EXERCISE MATERIALS
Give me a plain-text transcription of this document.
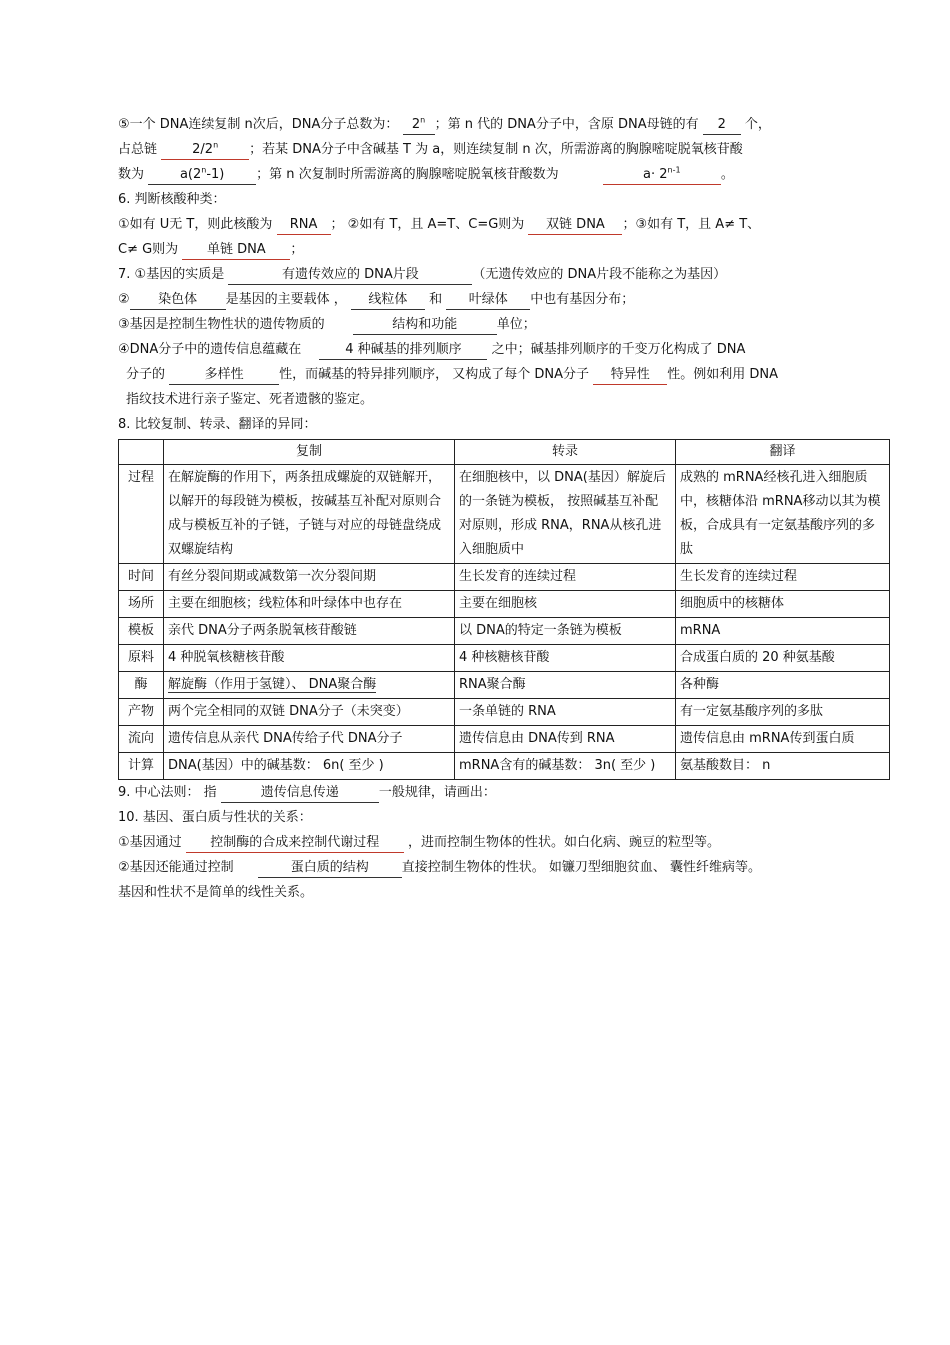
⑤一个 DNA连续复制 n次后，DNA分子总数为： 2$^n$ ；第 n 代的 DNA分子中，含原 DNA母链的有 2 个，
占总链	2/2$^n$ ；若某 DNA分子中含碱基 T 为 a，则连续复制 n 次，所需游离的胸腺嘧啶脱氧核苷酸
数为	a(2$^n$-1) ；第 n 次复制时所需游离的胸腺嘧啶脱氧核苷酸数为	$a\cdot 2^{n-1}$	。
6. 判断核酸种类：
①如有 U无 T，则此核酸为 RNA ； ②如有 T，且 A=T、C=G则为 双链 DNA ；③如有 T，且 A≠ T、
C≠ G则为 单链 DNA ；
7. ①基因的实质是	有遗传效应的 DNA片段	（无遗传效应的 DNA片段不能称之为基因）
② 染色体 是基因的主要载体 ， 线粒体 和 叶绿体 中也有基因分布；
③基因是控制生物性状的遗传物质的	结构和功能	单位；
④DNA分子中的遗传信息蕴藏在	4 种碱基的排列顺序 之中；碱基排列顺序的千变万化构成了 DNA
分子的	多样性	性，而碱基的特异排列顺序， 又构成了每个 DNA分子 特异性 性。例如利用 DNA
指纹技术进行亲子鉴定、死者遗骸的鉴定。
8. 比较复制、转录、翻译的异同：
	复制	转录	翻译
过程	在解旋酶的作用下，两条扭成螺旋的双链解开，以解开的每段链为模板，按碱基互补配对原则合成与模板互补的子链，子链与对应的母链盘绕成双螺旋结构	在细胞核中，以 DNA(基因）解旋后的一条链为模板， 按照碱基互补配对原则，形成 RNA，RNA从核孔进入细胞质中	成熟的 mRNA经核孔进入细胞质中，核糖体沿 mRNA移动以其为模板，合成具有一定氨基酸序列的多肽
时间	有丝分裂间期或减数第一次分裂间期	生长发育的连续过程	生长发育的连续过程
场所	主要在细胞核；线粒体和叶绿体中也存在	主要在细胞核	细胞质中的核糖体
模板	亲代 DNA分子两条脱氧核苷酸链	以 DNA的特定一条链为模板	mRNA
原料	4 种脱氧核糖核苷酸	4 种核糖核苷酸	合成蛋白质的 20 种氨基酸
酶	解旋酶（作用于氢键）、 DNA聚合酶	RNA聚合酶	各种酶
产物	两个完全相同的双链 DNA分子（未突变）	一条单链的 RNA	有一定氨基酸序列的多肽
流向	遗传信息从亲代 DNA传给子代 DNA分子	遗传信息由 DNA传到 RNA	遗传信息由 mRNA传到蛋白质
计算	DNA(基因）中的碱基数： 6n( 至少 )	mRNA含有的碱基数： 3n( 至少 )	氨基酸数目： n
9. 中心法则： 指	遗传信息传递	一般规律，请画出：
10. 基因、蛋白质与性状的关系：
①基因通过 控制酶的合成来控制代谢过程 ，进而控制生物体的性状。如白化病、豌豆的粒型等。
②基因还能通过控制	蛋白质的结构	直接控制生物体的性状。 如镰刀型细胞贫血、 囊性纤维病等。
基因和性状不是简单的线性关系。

AIM OF THE TASK
The copy you write out must match the entries word for word, minus their pictures.

ANSWER TO THE EXERCISE
Give me a plain-text transcription of this document.
⑤一个 DNA连续复制 n次后，DNA分子总数为： 2$^n$ ；第 n 代的 DNA分子中，含原 DNA母链的有 2 个，
占总链	2/2$^n$ ；若某 DNA分子中含碱基 T 为 a，则连续复制 n 次，所需游离的胸腺嘧啶脱氧核苷酸
数为	a(2$^n$-1) ；第 n 次复制时所需游离的胸腺嘧啶脱氧核苷酸数为	$a\cdot 2^{n-1}$	。
6. 判断核酸种类：
①如有 U无 T，则此核酸为 RNA ； ②如有 T，且 A=T、C=G则为 双链 DNA ；③如有 T，且 A≠ T、
C≠ G则为 单链 DNA ；
7. ①基因的实质是	有遗传效应的 DNA片段	（无遗传效应的 DNA片段不能称之为基因）
② 染色体 是基因的主要载体 ， 线粒体 和 叶绿体 中也有基因分布；
③基因是控制生物性状的遗传物质的	结构和功能	单位；
④DNA分子中的遗传信息蕴藏在	4 种碱基的排列顺序 之中；碱基排列顺序的千变万化构成了 DNA
分子的	多样性	性，而碱基的特异排列顺序， 又构成了每个 DNA分子 特异性 性。例如利用 DNA
指纹技术进行亲子鉴定、死者遗骸的鉴定。
8. 比较复制、转录、翻译的异同：
	复制	转录	翻译
过程	在解旋酶的作用下，两条扭成螺旋的双链解开，以解开的每段链为模板，按碱基互补配对原则合成与模板互补的子链，子链与对应的母链盘绕成双螺旋结构	在细胞核中，以 DNA(基因）解旋后的一条链为模板， 按照碱基互补配对原则，形成 RNA，RNA从核孔进入细胞质中	成熟的 mRNA经核孔进入细胞质中，核糖体沿 mRNA移动以其为模板，合成具有一定氨基酸序列的多肽
时间	有丝分裂间期或减数第一次分裂间期	生长发育的连续过程	生长发育的连续过程
场所	主要在细胞核；线粒体和叶绿体中也存在	主要在细胞核	细胞质中的核糖体
模板	亲代 DNA分子两条脱氧核苷酸链	以 DNA的特定一条链为模板	mRNA
原料	4 种脱氧核糖核苷酸	4 种核糖核苷酸	合成蛋白质的 20 种氨基酸
酶	解旋酶（作用于氢键）、 DNA聚合酶	RNA聚合酶	各种酶
产物	两个完全相同的双链 DNA分子（未突变）	一条单链的 RNA	有一定氨基酸序列的多肽
流向	遗传信息从亲代 DNA传给子代 DNA分子	遗传信息由 DNA传到 RNA	遗传信息由 mRNA传到蛋白质
计算	DNA(基因）中的碱基数： 6n( 至少 )	mRNA含有的碱基数： 3n( 至少 )	氨基酸数目： n
9. 中心法则： 指	遗传信息传递	一般规律，请画出：
10. 基因、蛋白质与性状的关系：
①基因通过 控制酶的合成来控制代谢过程 ，进而控制生物体的性状。如白化病、豌豆的粒型等。
②基因还能通过控制	蛋白质的结构	直接控制生物体的性状。 如镰刀型细胞贫血、 囊性纤维病等。
基因和性状不是简单的线性关系。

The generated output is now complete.